### Aim
Reproduce the data exactly.
[start]
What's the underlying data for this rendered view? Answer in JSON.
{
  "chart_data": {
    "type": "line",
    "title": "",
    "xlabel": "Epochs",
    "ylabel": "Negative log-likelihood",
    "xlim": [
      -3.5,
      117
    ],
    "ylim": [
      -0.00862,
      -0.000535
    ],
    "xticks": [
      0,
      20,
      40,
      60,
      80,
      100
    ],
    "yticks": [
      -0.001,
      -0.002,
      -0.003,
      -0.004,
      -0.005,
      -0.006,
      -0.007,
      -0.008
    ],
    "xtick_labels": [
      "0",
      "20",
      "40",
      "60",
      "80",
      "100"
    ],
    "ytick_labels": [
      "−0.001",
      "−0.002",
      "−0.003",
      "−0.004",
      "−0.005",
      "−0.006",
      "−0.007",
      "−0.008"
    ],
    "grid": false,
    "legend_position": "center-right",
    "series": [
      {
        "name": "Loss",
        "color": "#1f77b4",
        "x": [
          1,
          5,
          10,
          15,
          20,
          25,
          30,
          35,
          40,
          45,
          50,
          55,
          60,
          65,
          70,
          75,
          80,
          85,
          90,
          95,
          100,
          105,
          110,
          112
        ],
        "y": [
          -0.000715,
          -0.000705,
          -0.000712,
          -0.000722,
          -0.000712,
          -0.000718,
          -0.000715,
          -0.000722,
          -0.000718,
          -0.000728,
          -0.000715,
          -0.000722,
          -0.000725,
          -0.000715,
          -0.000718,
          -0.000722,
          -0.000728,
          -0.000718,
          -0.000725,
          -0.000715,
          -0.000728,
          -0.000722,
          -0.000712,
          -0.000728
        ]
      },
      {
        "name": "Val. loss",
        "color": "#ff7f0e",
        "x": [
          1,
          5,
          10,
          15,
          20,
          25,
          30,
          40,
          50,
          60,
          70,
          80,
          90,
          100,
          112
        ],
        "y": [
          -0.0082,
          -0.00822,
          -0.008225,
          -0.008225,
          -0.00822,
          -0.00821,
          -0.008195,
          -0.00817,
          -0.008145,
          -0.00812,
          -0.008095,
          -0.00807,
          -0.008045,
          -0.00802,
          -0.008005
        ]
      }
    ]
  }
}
[end]
### The solution
What's the underlying data for this rendered view? Answer in JSON.
{
  "chart_data": {
    "type": "line",
    "title": "",
    "xlabel": "Epochs",
    "ylabel": "Negative log-likelihood",
    "xlim": [
      -3.5,
      117
    ],
    "ylim": [
      -0.00862,
      -0.000535
    ],
    "xticks": [
      0,
      20,
      40,
      60,
      80,
      100
    ],
    "yticks": [
      -0.001,
      -0.002,
      -0.003,
      -0.004,
      -0.005,
      -0.006,
      -0.007,
      -0.008
    ],
    "xtick_labels": [
      "0",
      "20",
      "40",
      "60",
      "80",
      "100"
    ],
    "ytick_labels": [
      "−0.001",
      "−0.002",
      "−0.003",
      "−0.004",
      "−0.005",
      "−0.006",
      "−0.007",
      "−0.008"
    ],
    "grid": false,
    "legend_position": "center-right",
    "series": [
      {
        "name": "Loss",
        "color": "#1f77b4",
        "x": [
          1,
          5,
          10,
          15,
          20,
          25,
          30,
          35,
          40,
          45,
          50,
          55,
          60,
          65,
          70,
          75,
          80,
          85,
          90,
          95,
          100,
          105,
          110,
          112
        ],
        "y": [
          -0.000715,
          -0.000705,
          -0.000712,
          -0.000722,
          -0.000712,
          -0.000718,
          -0.000715,
          -0.000722,
          -0.000718,
          -0.000728,
          -0.000715,
          -0.000722,
          -0.000725,
          -0.000715,
          -0.000718,
          -0.000722,
          -0.000728,
          -0.000718,
          -0.000725,
          -0.000715,
          -0.000728,
          -0.000722,
          -0.000712,
          -0.000728
        ]
      },
      {
        "name": "Val. loss",
        "color": "#ff7f0e",
        "x": [
          1,
          5,
          10,
          15,
          20,
          25,
          30,
          40,
          50,
          60,
          70,
          80,
          90,
          100,
          112
        ],
        "y": [
          -0.0082,
          -0.00822,
          -0.008225,
          -0.008225,
          -0.00822,
          -0.00821,
          -0.008195,
          -0.00817,
          -0.008145,
          -0.00812,
          -0.008095,
          -0.00807,
          -0.008045,
          -0.00802,
          -0.008005
        ]
      }
    ]
  }
}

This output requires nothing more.